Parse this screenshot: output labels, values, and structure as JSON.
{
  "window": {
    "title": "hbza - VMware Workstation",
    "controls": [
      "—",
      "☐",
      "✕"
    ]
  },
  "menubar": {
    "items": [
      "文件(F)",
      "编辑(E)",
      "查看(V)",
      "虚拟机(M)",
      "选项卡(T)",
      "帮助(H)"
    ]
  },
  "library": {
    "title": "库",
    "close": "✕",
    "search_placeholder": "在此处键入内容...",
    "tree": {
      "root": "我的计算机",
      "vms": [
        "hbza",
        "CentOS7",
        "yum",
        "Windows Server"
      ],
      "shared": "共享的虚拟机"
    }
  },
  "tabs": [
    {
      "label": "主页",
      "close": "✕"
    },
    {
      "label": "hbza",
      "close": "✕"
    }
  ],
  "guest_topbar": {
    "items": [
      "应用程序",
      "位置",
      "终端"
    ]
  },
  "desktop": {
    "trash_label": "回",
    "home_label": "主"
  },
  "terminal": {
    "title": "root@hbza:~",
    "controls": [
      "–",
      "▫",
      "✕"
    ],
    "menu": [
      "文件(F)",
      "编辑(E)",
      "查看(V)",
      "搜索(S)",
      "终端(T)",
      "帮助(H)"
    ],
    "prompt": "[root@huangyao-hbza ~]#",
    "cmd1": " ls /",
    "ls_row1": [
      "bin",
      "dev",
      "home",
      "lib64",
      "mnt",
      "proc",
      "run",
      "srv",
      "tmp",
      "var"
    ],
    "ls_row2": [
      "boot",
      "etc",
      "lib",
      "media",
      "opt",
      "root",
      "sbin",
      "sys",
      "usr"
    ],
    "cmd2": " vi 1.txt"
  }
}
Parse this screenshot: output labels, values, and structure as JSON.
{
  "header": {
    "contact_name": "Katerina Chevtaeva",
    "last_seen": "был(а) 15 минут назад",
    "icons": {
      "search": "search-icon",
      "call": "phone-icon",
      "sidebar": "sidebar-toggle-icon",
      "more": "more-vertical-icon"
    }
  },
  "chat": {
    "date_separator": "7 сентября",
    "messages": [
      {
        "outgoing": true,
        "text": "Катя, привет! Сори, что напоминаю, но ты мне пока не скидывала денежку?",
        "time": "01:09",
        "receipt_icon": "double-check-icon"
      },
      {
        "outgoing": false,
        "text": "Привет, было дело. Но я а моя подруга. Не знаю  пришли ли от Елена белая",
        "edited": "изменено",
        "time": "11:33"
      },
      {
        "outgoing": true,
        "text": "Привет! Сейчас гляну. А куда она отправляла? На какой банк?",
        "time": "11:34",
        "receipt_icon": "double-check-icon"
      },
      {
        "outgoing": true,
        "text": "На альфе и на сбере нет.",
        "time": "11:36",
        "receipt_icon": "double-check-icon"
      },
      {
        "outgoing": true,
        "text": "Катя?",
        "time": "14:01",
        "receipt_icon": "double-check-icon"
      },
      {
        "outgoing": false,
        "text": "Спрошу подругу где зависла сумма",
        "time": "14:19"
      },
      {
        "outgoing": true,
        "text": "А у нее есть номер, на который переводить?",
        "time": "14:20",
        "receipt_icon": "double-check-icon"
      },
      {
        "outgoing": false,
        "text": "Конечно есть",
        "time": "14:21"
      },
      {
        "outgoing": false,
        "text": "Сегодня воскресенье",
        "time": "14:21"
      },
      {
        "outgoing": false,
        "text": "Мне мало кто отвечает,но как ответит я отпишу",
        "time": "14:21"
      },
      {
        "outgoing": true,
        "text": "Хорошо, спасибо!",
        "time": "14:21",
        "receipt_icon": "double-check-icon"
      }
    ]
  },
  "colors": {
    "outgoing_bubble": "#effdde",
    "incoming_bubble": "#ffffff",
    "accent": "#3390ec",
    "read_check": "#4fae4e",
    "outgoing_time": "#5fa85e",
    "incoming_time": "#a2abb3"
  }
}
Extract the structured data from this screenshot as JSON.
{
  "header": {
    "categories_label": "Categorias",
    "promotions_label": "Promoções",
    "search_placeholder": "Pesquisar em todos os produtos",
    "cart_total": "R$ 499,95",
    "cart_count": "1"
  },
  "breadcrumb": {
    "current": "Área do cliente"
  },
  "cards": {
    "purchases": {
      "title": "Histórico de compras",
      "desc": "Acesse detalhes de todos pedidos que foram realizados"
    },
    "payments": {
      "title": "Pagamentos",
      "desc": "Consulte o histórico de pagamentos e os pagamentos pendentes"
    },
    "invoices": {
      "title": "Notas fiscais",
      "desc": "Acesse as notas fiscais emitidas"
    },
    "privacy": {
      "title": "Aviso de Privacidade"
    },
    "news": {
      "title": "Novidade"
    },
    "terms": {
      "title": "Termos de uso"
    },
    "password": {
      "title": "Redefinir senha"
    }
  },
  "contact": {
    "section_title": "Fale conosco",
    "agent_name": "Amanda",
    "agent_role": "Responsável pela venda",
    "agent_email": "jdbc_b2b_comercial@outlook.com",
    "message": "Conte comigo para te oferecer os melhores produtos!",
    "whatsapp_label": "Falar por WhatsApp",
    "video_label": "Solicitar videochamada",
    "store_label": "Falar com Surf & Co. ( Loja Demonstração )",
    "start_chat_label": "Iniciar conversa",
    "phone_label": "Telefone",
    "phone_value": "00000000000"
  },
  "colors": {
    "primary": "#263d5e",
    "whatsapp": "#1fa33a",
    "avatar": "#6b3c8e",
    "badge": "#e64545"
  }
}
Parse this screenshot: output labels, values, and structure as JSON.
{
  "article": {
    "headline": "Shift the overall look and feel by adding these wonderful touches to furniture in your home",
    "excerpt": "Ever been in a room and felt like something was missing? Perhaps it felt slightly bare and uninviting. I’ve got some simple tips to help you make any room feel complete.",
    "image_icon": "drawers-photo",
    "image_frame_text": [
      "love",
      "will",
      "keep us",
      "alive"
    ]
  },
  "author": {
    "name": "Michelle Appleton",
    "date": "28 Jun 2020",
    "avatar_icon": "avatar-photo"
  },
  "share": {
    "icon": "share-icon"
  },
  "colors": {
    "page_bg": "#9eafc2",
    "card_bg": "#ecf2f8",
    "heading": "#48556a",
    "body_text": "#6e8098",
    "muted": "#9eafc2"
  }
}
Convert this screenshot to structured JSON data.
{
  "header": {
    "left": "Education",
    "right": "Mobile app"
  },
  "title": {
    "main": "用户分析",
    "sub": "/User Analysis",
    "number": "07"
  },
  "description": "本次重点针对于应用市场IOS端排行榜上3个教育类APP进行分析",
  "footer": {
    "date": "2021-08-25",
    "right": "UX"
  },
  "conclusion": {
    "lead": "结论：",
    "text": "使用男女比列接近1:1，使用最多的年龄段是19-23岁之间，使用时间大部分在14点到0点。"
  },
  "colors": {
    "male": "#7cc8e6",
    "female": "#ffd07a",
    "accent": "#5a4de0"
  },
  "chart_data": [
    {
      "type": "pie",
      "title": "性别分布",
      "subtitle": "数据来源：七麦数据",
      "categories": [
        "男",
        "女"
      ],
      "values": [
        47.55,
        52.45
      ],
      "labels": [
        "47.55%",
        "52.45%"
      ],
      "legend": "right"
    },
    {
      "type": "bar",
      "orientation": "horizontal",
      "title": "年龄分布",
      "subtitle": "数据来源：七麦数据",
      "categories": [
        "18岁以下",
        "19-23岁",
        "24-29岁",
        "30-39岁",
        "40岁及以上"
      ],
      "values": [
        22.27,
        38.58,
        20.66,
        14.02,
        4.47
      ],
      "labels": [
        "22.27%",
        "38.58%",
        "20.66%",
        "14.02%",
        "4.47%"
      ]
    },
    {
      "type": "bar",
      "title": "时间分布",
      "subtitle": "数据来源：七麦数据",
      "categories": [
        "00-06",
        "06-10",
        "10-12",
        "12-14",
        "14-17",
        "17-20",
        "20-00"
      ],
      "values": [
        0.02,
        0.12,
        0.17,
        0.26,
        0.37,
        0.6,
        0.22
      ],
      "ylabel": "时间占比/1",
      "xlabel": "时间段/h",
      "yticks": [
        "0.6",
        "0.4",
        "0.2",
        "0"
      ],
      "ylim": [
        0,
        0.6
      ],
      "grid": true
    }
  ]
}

REQUIRED TASK: A line counts if it holds the word "Acesse". Work out how many lines in the listing count, and give only that number.

SOLUTION: 2